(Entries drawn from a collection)

****************************************

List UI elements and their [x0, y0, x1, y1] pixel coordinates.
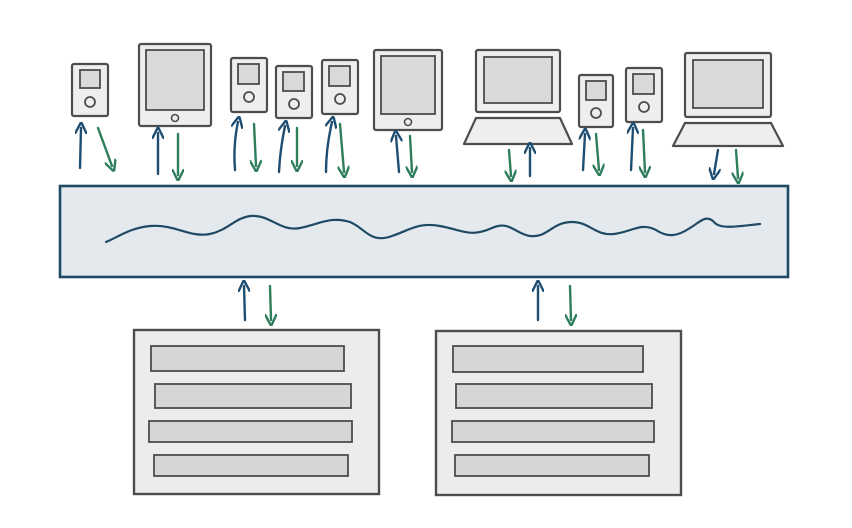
upload-arrow-icon — [583, 134, 585, 172]
download-arrow-icon — [96, 126, 112, 166]
message-bus — [58, 184, 790, 279]
download-arrow-icon — [410, 134, 412, 172]
phone-icon — [70, 62, 110, 118]
download-arrow-icon — [714, 148, 718, 174]
laptop-icon — [671, 51, 785, 148]
server-slot — [148, 420, 353, 443]
download-arrow-icon — [596, 132, 599, 170]
phone-icon — [624, 66, 664, 124]
server-slot — [452, 345, 644, 373]
laptop-icon — [462, 48, 574, 146]
download-arrow-icon — [340, 122, 344, 172]
download-arrow-icon — [270, 284, 271, 320]
upload-arrow-icon — [277, 126, 285, 174]
server-slot — [150, 345, 345, 372]
server-slot — [154, 383, 352, 409]
download-arrow-icon — [736, 148, 738, 178]
phone-icon — [229, 56, 269, 114]
upload-arrow-icon — [396, 136, 399, 174]
server-rack-icon — [132, 328, 381, 496]
upload-arrow-icon — [631, 128, 633, 172]
server-slot — [451, 420, 655, 443]
phone-icon — [577, 73, 615, 129]
download-arrow-icon — [254, 122, 256, 166]
upload-arrow-icon — [80, 128, 81, 170]
download-arrow-icon — [643, 128, 645, 172]
download-arrow-icon — [570, 284, 571, 320]
download-arrow-icon — [509, 148, 511, 176]
tablet-icon — [372, 48, 444, 132]
tablet-icon — [137, 42, 213, 128]
upload-arrow-icon — [244, 286, 245, 322]
device-arrows — [80, 122, 738, 178]
phone-icon — [274, 64, 314, 120]
server-arrows — [244, 286, 571, 320]
upload-arrow-icon — [324, 122, 332, 174]
signal-wave-icon — [104, 214, 762, 244]
server-slot — [455, 383, 653, 409]
phone-icon — [320, 58, 360, 116]
server-slot — [153, 454, 349, 477]
server-rack-icon — [434, 329, 683, 497]
upload-arrow-icon — [234, 122, 238, 172]
server-slot — [454, 454, 650, 477]
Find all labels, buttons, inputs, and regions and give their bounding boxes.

****************************************

REQUEST
Reproduce every line of the data above word for word, leaving out the pictures.

THE SOLUTION
List UI elements and their [x0, y0, x1, y1] pixel coordinates.
upload-arrow-icon — [583, 134, 585, 172]
download-arrow-icon — [96, 126, 112, 166]
message-bus — [58, 184, 790, 279]
download-arrow-icon — [410, 134, 412, 172]
phone-icon — [70, 62, 110, 118]
download-arrow-icon — [714, 148, 718, 174]
laptop-icon — [671, 51, 785, 148]
server-slot — [148, 420, 353, 443]
download-arrow-icon — [596, 132, 599, 170]
phone-icon — [624, 66, 664, 124]
server-slot — [452, 345, 644, 373]
laptop-icon — [462, 48, 574, 146]
download-arrow-icon — [340, 122, 344, 172]
download-arrow-icon — [270, 284, 271, 320]
upload-arrow-icon — [277, 126, 285, 174]
server-slot — [150, 345, 345, 372]
server-slot — [154, 383, 352, 409]
download-arrow-icon — [736, 148, 738, 178]
phone-icon — [229, 56, 269, 114]
upload-arrow-icon — [396, 136, 399, 174]
server-rack-icon — [132, 328, 381, 496]
upload-arrow-icon — [631, 128, 633, 172]
server-slot — [451, 420, 655, 443]
phone-icon — [577, 73, 615, 129]
download-arrow-icon — [254, 122, 256, 166]
upload-arrow-icon — [80, 128, 81, 170]
download-arrow-icon — [643, 128, 645, 172]
download-arrow-icon — [570, 284, 571, 320]
download-arrow-icon — [509, 148, 511, 176]
tablet-icon — [372, 48, 444, 132]
tablet-icon — [137, 42, 213, 128]
upload-arrow-icon — [244, 286, 245, 322]
device-arrows — [80, 122, 738, 178]
phone-icon — [274, 64, 314, 120]
server-arrows — [244, 286, 571, 320]
upload-arrow-icon — [324, 122, 332, 174]
signal-wave-icon — [104, 214, 762, 244]
server-slot — [455, 383, 653, 409]
phone-icon — [320, 58, 360, 116]
server-slot — [153, 454, 349, 477]
server-rack-icon — [434, 329, 683, 497]
upload-arrow-icon — [234, 122, 238, 172]
server-slot — [454, 454, 650, 477]
Find all labels, buttons, inputs, and regions and give their bounding boxes.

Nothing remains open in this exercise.